Sometimes it is enough to reload the VM. If not, the following steps can be executed.
To resolve this issue you should login to the virtual machine using the
vagrant ssh
command. From within the VM you can restart the services:
% vagrant ssh
% sudo service tensei-server restart
% sudo service tensei-agent restart
% sudo service tensei-frontend restart
If it generates an error message during the restart of one of the services (because the service is not running), this service can be started with one of the following commands.
% sudo service tensei-server start
% sudo service tensei-agent start
% sudo service tensei-frontend start
3.4.4. Frontend doesn’t run and can not be restarted
If the VM was incorrectly stopped, the frontend service can be corrupted. The service can not be restarted.
If so, you have to delete the RUNNING_PID
file within the frontend folder.
% vagrant ssh
% rm /srv/tensei/tensei-frontend/RUNNING_PID
Restart the frontend service.

[Layout element records]
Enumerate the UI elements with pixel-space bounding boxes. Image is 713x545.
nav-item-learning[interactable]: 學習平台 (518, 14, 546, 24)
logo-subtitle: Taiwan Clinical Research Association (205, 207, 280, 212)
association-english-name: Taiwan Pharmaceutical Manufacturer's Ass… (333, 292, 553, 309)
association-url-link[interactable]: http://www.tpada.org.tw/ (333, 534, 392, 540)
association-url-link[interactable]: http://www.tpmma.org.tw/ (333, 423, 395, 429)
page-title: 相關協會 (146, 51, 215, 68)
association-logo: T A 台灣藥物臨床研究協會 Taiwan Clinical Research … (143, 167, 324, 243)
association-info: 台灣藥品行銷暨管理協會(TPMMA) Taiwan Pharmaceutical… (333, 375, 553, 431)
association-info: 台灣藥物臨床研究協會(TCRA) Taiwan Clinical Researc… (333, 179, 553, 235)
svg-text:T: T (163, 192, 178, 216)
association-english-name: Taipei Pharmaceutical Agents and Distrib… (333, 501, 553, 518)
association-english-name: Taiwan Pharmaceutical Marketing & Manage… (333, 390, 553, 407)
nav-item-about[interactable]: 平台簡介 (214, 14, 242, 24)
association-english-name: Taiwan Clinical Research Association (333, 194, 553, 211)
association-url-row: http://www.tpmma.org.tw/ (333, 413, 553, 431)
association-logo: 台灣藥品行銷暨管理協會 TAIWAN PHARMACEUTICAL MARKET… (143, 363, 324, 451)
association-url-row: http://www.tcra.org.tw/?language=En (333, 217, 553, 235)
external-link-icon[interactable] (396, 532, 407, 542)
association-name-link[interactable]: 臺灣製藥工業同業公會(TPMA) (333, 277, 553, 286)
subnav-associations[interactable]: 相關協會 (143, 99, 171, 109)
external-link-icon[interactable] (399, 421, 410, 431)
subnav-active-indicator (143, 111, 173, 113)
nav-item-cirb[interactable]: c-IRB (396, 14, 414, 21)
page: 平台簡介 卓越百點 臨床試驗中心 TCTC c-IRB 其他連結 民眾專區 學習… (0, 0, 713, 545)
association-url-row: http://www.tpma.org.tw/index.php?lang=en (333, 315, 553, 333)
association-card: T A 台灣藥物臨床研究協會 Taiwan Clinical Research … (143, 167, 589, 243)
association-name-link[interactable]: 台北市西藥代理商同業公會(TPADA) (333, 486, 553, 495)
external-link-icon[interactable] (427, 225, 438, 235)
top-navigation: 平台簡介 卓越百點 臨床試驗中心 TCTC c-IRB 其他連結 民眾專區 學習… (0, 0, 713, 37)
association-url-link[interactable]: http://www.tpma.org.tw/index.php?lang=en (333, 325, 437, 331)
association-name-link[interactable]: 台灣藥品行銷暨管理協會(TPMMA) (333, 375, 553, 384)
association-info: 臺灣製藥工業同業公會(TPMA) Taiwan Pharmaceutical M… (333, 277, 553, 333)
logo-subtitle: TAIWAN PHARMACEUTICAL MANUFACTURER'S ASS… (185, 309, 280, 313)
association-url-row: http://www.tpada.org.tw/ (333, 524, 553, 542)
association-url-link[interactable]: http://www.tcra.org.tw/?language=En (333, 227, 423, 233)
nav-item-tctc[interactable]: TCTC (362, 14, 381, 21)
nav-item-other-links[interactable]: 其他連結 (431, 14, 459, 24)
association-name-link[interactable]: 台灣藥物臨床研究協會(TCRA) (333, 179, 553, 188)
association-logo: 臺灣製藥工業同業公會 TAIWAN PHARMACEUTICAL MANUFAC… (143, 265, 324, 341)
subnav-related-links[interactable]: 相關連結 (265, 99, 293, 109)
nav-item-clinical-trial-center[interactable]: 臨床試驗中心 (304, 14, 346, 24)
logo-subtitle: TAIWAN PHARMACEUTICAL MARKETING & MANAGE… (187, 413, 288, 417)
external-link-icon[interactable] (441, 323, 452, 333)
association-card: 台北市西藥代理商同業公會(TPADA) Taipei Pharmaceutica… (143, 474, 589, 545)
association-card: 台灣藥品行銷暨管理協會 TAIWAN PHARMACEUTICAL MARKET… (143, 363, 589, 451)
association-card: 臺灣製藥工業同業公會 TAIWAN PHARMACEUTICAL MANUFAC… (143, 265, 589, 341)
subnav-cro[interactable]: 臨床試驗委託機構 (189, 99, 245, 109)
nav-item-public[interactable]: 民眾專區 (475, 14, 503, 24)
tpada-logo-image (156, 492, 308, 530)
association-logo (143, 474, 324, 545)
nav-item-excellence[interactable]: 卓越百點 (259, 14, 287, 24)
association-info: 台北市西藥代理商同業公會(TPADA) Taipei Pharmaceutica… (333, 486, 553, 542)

▶ [What to work on]
1/ According to the troubleshooting excerpt, which file has to be deleted when the frontend service cannot be restarted?
2/ Retype the records from their first line up to and including the line with "325, 437, 331)".

▶ [List of solutions]
1/ The RUNNING_PID file in the frontend folder.

2/
Enumerate the UI elements with pixel-space bounding boxes. Image is 713x545.
nav-item-learning[interactable]: 學習平台 (518, 14, 546, 24)
logo-subtitle: Taiwan Clinical Research Association (205, 207, 280, 212)
association-english-name: Taiwan Pharmaceutical Manufacturer's Ass… (333, 292, 553, 309)
association-url-link[interactable]: http://www.tpada.org.tw/ (333, 534, 392, 540)
association-url-link[interactable]: http://www.tpmma.org.tw/ (333, 423, 395, 429)
page-title: 相關協會 (146, 51, 215, 68)
association-logo: T A 台灣藥物臨床研究協會 Taiwan Clinical Research … (143, 167, 324, 243)
association-info: 台灣藥品行銷暨管理協會(TPMMA) Taiwan Pharmaceutical… (333, 375, 553, 431)
association-info: 台灣藥物臨床研究協會(TCRA) Taiwan Clinical Researc… (333, 179, 553, 235)
svg-text:T: T (163, 192, 178, 216)
association-english-name: Taipei Pharmaceutical Agents and Distrib… (333, 501, 553, 518)
association-english-name: Taiwan Pharmaceutical Marketing & Manage… (333, 390, 553, 407)
nav-item-about[interactable]: 平台簡介 (214, 14, 242, 24)
association-english-name: Taiwan Clinical Research Association (333, 194, 553, 211)
association-url-row: http://www.tpmma.org.tw/ (333, 413, 553, 431)
association-logo: 台灣藥品行銷暨管理協會 TAIWAN PHARMACEUTICAL MARKET… (143, 363, 324, 451)
association-url-row: http://www.tcra.org.tw/?language=En (333, 217, 553, 235)
external-link-icon[interactable] (396, 532, 407, 542)
association-name-link[interactable]: 臺灣製藥工業同業公會(TPMA) (333, 277, 553, 286)
subnav-associations[interactable]: 相關協會 (143, 99, 171, 109)
external-link-icon[interactable] (399, 421, 410, 431)
subnav-active-indicator (143, 111, 173, 113)
nav-item-cirb[interactable]: c-IRB (396, 14, 414, 21)
page: 平台簡介 卓越百點 臨床試驗中心 TCTC c-IRB 其他連結 民眾專區 學習… (0, 0, 713, 545)
association-url-row: http://www.tpma.org.tw/index.php?lang=en (333, 315, 553, 333)
association-card: T A 台灣藥物臨床研究協會 Taiwan Clinical Research … (143, 167, 589, 243)
association-name-link[interactable]: 台北市西藥代理商同業公會(TPADA) (333, 486, 553, 495)
external-link-icon[interactable] (427, 225, 438, 235)
top-navigation: 平台簡介 卓越百點 臨床試驗中心 TCTC c-IRB 其他連結 民眾專區 學習… (0, 0, 713, 37)
association-url-link[interactable]: http://www.tpma.org.tw/index.php?lang=en (333, 325, 437, 331)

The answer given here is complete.